Given text ->
Is abortion ever necessary to “save the life of the mother”?


It’s dropped on a daily basis: Abortion should not be legal except in cases where the life of the mother is threatened by the pregnancy. But should it?

Politicians who do not affirm the legitimacy of abortion under these circumstances are written off as straight-up lunatics. Who could be so callous, opponents ask, as to deny life to a pregnant woman whose life is threatened by her pregnancy? The truth is, there is one massive misconception about the “life of the mother” exception: the belief that abortion is sometimes necessary to save the life of the mother.

The abortion procedure is not – ever – necessary to save the life of a mother. There are, however, maternal health risks that require a treatment that cause the unfortunate, indirect, and unintentional death of an unborn child. For instance, in life-threatening ectopic pregnancies that require removal of a Fallopian tube, the pregnancy (including the unborn child) will be removed along with the Fallopian tube. The intention in this procedure is first and foremost to save the life of the mother, and in order to do so, a physician must perform a procedure that indirectly causes the death of her unborn child.

This is not an abortion. Furthermore, a true abortion – in which the direct intention is to end the life of a human being – is not a treatment for any type of maternal health risk. Abortions never save mothers, but procedures which by their nature may indirectly lead to a child’s death sometimes save the life of the mother.

The Association of Pro-Life Physicians, whose mission is to practice pro-life medical ethics as the only legitimate means of living out the do no harm clause of the Hippocratic Oath, clarified the subject with the following statement, which can be found within its broader context here:

We find it extremely unfortunate that many pro-lifers have regarded the health of the mother to be a consideration in whether or not she should have the right to terminate the life of her pre-born baby.  Politicians who herald the title “pro-life” on the campaign trail frequently tout this health exception, as well as exceptions for rape and incest, as pragmatic compromises that will not offend political moderates and not alienate the pro-life community.  We do not consider this compromise consistent with pro-life Hippocratic principles at all.  To intentionally kill or condone the intentional killing of one innocent human being precludes one from being considered “pro-life” at all.  A murderer of one person is not any less a murderer if he allows thousands to live, nor if he saves thousands from dying!

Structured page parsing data
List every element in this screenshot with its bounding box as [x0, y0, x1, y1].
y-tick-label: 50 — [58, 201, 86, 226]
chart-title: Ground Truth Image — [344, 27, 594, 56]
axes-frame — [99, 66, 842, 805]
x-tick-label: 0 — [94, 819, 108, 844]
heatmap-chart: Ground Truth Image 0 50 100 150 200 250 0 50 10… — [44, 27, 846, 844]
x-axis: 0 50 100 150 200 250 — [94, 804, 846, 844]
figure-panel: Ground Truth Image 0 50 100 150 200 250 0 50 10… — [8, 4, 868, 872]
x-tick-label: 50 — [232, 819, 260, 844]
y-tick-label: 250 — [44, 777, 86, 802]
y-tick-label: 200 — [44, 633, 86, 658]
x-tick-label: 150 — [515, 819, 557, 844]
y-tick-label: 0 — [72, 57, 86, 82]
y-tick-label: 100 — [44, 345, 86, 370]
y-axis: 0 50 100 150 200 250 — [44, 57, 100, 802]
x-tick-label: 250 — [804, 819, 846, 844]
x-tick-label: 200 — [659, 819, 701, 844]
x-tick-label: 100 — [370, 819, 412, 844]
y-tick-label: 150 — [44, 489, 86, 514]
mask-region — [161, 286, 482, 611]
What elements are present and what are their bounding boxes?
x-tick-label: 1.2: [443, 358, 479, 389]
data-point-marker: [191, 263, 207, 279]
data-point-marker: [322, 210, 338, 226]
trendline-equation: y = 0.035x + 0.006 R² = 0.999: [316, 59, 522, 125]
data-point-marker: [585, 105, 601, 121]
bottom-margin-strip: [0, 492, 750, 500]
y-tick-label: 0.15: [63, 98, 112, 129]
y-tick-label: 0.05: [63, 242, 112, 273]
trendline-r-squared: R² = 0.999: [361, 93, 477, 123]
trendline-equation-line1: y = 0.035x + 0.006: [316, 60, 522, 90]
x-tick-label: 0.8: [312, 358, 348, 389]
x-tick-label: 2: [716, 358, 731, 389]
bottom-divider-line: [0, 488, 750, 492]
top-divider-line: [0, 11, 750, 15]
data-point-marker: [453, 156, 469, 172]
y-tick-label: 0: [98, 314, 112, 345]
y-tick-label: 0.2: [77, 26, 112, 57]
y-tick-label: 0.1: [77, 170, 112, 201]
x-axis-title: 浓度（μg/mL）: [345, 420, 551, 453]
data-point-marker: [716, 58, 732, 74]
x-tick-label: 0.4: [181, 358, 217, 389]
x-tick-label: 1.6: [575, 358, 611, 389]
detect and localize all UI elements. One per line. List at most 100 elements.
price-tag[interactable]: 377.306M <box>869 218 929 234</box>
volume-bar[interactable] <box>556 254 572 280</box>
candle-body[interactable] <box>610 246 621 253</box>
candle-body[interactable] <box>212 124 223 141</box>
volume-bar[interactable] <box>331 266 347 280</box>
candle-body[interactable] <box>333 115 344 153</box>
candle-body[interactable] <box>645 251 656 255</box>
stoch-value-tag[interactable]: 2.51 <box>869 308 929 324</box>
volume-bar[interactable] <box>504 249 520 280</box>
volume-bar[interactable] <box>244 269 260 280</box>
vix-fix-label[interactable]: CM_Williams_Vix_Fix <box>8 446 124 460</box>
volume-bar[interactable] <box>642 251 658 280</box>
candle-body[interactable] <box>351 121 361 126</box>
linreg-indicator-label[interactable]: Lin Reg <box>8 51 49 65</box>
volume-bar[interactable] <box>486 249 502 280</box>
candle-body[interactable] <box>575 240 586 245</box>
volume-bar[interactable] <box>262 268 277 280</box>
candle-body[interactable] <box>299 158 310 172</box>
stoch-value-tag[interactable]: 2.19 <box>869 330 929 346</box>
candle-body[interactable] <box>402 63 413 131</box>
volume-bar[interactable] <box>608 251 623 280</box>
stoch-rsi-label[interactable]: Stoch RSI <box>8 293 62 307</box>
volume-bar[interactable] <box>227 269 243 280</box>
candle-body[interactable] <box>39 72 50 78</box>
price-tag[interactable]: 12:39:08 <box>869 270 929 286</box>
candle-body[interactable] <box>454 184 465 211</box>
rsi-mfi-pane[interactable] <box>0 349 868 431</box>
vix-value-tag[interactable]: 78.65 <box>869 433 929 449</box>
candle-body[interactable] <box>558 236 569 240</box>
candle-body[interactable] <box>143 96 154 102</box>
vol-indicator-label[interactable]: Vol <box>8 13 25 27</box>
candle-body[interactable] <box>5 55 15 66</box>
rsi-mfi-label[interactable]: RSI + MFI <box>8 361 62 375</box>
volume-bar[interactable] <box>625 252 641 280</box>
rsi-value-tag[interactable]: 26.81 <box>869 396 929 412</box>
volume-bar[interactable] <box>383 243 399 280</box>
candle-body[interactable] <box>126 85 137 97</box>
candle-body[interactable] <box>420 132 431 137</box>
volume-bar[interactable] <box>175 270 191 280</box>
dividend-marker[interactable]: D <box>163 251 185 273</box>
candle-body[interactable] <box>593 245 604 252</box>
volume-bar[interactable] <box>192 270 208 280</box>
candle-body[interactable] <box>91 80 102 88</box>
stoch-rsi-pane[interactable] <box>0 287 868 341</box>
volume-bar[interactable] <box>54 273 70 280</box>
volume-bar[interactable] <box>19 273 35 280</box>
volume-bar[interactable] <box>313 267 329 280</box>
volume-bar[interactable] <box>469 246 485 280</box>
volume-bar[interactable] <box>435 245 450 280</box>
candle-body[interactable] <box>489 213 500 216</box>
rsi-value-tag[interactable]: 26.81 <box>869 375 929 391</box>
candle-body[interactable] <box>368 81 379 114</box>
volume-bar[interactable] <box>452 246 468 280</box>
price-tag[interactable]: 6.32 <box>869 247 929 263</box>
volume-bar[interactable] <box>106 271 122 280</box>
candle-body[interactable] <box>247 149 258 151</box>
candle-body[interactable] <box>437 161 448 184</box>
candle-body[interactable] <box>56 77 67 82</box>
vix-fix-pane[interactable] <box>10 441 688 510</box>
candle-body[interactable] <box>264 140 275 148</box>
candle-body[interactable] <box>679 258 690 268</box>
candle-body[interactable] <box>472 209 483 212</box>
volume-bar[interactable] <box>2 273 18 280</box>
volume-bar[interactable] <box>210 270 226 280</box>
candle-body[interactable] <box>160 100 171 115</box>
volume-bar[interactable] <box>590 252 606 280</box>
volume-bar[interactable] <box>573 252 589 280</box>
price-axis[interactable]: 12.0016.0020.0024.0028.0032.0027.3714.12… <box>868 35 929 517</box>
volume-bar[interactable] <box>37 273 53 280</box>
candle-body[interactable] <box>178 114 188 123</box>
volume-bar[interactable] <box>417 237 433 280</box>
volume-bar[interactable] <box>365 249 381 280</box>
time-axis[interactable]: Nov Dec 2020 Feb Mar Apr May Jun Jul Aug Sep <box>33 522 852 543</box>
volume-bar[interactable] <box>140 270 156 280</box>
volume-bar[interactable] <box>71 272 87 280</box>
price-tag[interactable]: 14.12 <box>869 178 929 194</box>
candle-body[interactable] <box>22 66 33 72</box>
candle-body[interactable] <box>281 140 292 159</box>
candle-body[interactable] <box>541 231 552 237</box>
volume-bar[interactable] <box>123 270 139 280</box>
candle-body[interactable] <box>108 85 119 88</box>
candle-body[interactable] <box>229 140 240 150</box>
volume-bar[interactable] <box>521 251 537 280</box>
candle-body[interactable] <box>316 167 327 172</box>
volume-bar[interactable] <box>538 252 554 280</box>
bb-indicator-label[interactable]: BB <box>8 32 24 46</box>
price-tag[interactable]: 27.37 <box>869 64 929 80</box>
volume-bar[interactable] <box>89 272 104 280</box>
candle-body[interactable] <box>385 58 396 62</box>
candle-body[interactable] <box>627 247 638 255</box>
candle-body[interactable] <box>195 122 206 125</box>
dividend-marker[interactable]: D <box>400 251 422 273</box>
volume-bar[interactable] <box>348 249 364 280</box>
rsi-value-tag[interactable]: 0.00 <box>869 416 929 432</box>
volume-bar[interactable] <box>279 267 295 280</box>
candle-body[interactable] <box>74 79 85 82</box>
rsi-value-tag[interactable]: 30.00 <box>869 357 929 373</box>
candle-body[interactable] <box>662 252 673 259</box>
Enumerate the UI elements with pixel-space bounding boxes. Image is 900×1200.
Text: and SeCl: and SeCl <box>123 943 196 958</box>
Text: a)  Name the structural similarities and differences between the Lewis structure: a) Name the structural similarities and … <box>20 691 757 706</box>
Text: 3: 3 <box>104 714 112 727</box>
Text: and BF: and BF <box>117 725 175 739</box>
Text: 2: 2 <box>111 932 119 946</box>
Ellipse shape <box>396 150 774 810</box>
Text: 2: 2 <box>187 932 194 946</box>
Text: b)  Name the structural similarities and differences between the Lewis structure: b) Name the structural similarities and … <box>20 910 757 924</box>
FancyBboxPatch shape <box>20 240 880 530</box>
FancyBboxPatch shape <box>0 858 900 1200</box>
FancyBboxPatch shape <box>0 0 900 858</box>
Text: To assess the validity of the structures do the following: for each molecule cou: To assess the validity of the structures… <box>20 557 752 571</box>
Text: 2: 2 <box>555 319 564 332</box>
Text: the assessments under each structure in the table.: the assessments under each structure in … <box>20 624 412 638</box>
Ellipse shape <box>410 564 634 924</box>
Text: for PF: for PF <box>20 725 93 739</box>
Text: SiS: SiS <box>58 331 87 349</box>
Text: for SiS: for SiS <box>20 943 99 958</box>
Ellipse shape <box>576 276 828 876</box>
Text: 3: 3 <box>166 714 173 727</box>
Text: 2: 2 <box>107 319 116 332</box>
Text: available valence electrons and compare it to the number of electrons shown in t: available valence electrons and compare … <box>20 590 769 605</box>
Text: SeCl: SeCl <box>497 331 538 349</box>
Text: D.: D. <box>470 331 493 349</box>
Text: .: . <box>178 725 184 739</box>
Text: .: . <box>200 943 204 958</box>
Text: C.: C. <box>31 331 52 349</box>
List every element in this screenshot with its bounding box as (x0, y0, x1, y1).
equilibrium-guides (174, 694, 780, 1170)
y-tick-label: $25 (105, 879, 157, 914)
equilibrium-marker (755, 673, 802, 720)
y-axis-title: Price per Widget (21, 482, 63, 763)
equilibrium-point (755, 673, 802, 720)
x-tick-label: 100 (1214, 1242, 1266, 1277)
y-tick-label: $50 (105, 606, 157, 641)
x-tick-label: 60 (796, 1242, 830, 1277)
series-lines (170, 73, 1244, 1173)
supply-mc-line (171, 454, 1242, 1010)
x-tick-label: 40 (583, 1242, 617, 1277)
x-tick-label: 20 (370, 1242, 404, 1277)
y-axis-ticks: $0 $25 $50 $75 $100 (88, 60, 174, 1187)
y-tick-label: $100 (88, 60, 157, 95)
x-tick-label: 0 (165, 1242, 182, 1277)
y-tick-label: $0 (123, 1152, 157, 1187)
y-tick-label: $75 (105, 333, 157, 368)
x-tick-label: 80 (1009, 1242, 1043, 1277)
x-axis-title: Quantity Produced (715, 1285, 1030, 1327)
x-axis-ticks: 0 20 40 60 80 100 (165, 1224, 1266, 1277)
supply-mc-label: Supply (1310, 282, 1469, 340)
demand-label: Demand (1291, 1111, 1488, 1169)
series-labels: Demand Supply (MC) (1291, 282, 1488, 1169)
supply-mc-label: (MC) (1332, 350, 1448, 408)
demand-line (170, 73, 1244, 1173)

Problem requirements -> Print the entire article on abortion and the mother's life, word for word. The items have nothing to do with the article on abortion and the mother's life.

Answer to this task ->
Is abortion ever necessary to “save the life of the mother”?


It’s dropped on a daily basis: Abortion should not be legal except in cases where the life of the mother is threatened by the pregnancy. But should it?

Politicians who do not affirm the legitimacy of abortion under these circumstances are written off as straight-up lunatics. Who could be so callous, opponents ask, as to deny life to a pregnant woman whose life is threatened by her pregnancy? The truth is, there is one massive misconception about the “life of the mother” exception: the belief that abortion is sometimes necessary to save the life of the mother.

The abortion procedure is not – ever – necessary to save the life of a mother. There are, however, maternal health risks that require a treatment that cause the unfortunate, indirect, and unintentional death of an unborn child. For instance, in life-threatening ectopic pregnancies that require removal of a Fallopian tube, the pregnancy (including the unborn child) will be removed along with the Fallopian tube. The intention in this procedure is first and foremost to save the life of the mother, and in order to do so, a physician must perform a procedure that indirectly causes the death of her unborn child.

This is not an abortion. Furthermore, a true abortion – in which the direct intention is to end the life of a human being – is not a treatment for any type of maternal health risk. Abortions never save mothers, but procedures which by their nature may indirectly lead to a child’s death sometimes save the life of the mother.

The Association of Pro-Life Physicians, whose mission is to practice pro-life medical ethics as the only legitimate means of living out the do no harm clause of the Hippocratic Oath, clarified the subject with the following statement, which can be found within its broader context here:

We find it extremely unfortunate that many pro-lifers have regarded the health of the mother to be a consideration in whether or not she should have the right to terminate the life of her pre-born baby.  Politicians who herald the title “pro-life” on the campaign trail frequently tout this health exception, as well as exceptions for rape and incest, as pragmatic compromises that will not offend political moderates and not alienate the pro-life community.  We do not consider this compromise consistent with pro-life Hippocratic principles at all.  To intentionally kill or condone the intentional killing of one innocent human being precludes one from being considered “pro-life” at all.  A murderer of one person is not any less a murderer if he allows thousands to live, nor if he saves thousands from dying!